_RECORDS FOR PROCESSING_.

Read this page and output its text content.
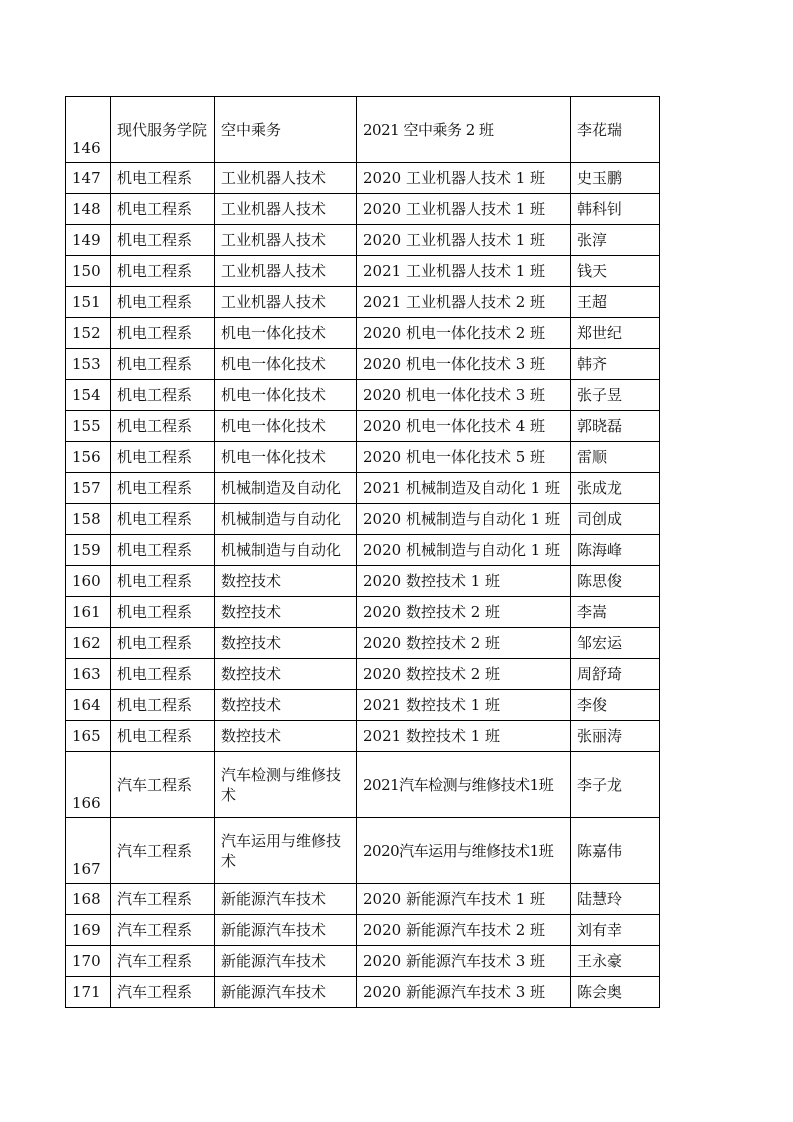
146	现代服务学院	空中乘务	2021 空中乘务 2 班	李花瑞
147	机电工程系	工业机器人技术	2020 工业机器人技术 1 班	史玉鹏
148	机电工程系	工业机器人技术	2020 工业机器人技术 1 班	韩科钊
149	机电工程系	工业机器人技术	2020 工业机器人技术 1 班	张淳
150	机电工程系	工业机器人技术	2021 工业机器人技术 1 班	钱天
151	机电工程系	工业机器人技术	2021 工业机器人技术 2 班	王超
152	机电工程系	机电一体化技术	2020 机电一体化技术 2 班	郑世纪
153	机电工程系	机电一体化技术	2020 机电一体化技术 3 班	韩齐
154	机电工程系	机电一体化技术	2020 机电一体化技术 3 班	张子昱
155	机电工程系	机电一体化技术	2020 机电一体化技术 4 班	郭晓磊
156	机电工程系	机电一体化技术	2020 机电一体化技术 5 班	雷顺
157	机电工程系	机械制造及自动化	2021 机械制造及自动化 1 班	张成龙
158	机电工程系	机械制造与自动化	2020 机械制造与自动化 1 班	司创成
159	机电工程系	机械制造与自动化	2020 机械制造与自动化 1 班	陈海峰
160	机电工程系	数控技术	2020 数控技术 1 班	陈思俊
161	机电工程系	数控技术	2020 数控技术 2 班	李嵩
162	机电工程系	数控技术	2020 数控技术 2 班	邹宏运
163	机电工程系	数控技术	2020 数控技术 2 班	周舒琦
164	机电工程系	数控技术	2021 数控技术 1 班	李俊
165	机电工程系	数控技术	2021 数控技术 1 班	张丽涛
166	汽车工程系	汽车检测与维修技术	2021汽车检测与维修技术1班	李子龙
167	汽车工程系	汽车运用与维修技术	2020汽车运用与维修技术1班	陈嘉伟
168	汽车工程系	新能源汽车技术	2020 新能源汽车技术 1 班	陆慧玲
169	汽车工程系	新能源汽车技术	2020 新能源汽车技术 2 班	刘有幸
170	汽车工程系	新能源汽车技术	2020 新能源汽车技术 3 班	王永豪
171	汽车工程系	新能源汽车技术	2020 新能源汽车技术 3 班	陈会奥
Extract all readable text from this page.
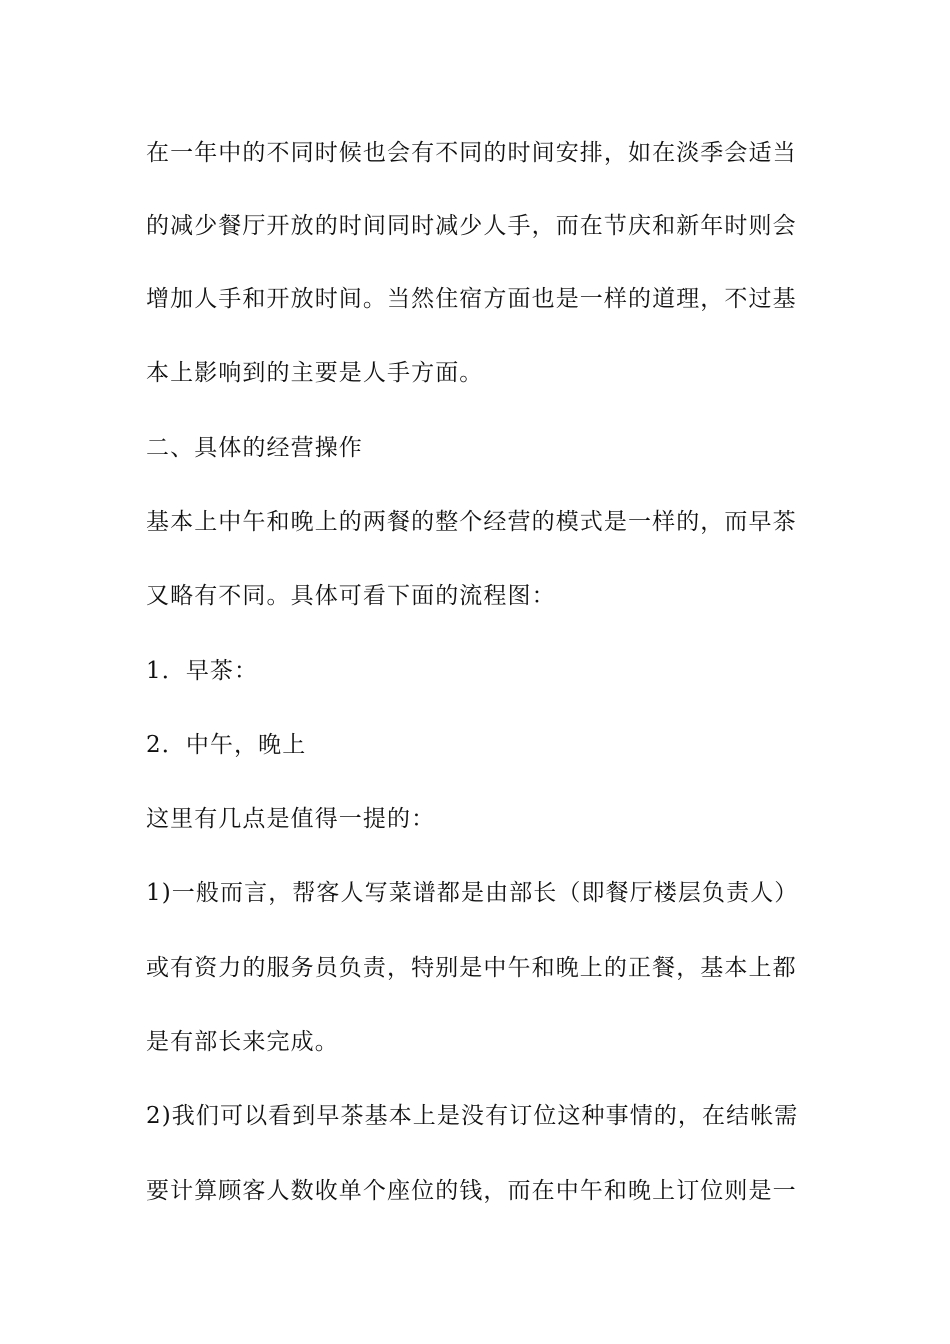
在一年中的不同时候也会有不同的时间安排，如在淡季会适当
的减少餐厅开放的时间同时减少人手，而在节庆和新年时则会
增加人手和开放时间。当然住宿方面也是一样的道理，不过基
本上影响到的主要是人手方面。
二、具体的经营操作
基本上中午和晚上的两餐的整个经营的模式是一样的，而早茶
又略有不同。具体可看下面的流程图：
1．早茶：
2．中午，晚上
这里有几点是值得一提的：
1)一般而言，帮客人写菜谱都是由部长（即餐厅楼层负责人）
或有资力的服务员负责，特别是中午和晚上的正餐，基本上都
是有部长来完成。
2)我们可以看到早茶基本上是没有订位这种事情的，在结帐需
要计算顾客人数收单个座位的钱，而在中午和晚上订位则是一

_WRITTEN PROBLEM_.
Every record above must be given again exactly; drop the pictures.

_RESPONSE BELOW_.
Read this page and output its text content.
146	现代服务学院	空中乘务	2021 空中乘务 2 班	李花瑞
147	机电工程系	工业机器人技术	2020 工业机器人技术 1 班	史玉鹏
148	机电工程系	工业机器人技术	2020 工业机器人技术 1 班	韩科钊
149	机电工程系	工业机器人技术	2020 工业机器人技术 1 班	张淳
150	机电工程系	工业机器人技术	2021 工业机器人技术 1 班	钱天
151	机电工程系	工业机器人技术	2021 工业机器人技术 2 班	王超
152	机电工程系	机电一体化技术	2020 机电一体化技术 2 班	郑世纪
153	机电工程系	机电一体化技术	2020 机电一体化技术 3 班	韩齐
154	机电工程系	机电一体化技术	2020 机电一体化技术 3 班	张子昱
155	机电工程系	机电一体化技术	2020 机电一体化技术 4 班	郭晓磊
156	机电工程系	机电一体化技术	2020 机电一体化技术 5 班	雷顺
157	机电工程系	机械制造及自动化	2021 机械制造及自动化 1 班	张成龙
158	机电工程系	机械制造与自动化	2020 机械制造与自动化 1 班	司创成
159	机电工程系	机械制造与自动化	2020 机械制造与自动化 1 班	陈海峰
160	机电工程系	数控技术	2020 数控技术 1 班	陈思俊
161	机电工程系	数控技术	2020 数控技术 2 班	李嵩
162	机电工程系	数控技术	2020 数控技术 2 班	邹宏运
163	机电工程系	数控技术	2020 数控技术 2 班	周舒琦
164	机电工程系	数控技术	2021 数控技术 1 班	李俊
165	机电工程系	数控技术	2021 数控技术 1 班	张丽涛
166	汽车工程系	汽车检测与维修技术	2021汽车检测与维修技术1班	李子龙
167	汽车工程系	汽车运用与维修技术	2020汽车运用与维修技术1班	陈嘉伟
168	汽车工程系	新能源汽车技术	2020 新能源汽车技术 1 班	陆慧玲
169	汽车工程系	新能源汽车技术	2020 新能源汽车技术 2 班	刘有幸
170	汽车工程系	新能源汽车技术	2020 新能源汽车技术 3 班	王永豪
171	汽车工程系	新能源汽车技术	2020 新能源汽车技术 3 班	陈会奥
Extract all readable text from this page.
在一年中的不同时候也会有不同的时间安排，如在淡季会适当
的减少餐厅开放的时间同时减少人手，而在节庆和新年时则会
增加人手和开放时间。当然住宿方面也是一样的道理，不过基
本上影响到的主要是人手方面。
二、具体的经营操作
基本上中午和晚上的两餐的整个经营的模式是一样的，而早茶
又略有不同。具体可看下面的流程图：
1．早茶：
2．中午，晚上
这里有几点是值得一提的：
1)一般而言，帮客人写菜谱都是由部长（即餐厅楼层负责人）
或有资力的服务员负责，特别是中午和晚上的正餐，基本上都
是有部长来完成。
2)我们可以看到早茶基本上是没有订位这种事情的，在结帐需
要计算顾客人数收单个座位的钱，而在中午和晚上订位则是一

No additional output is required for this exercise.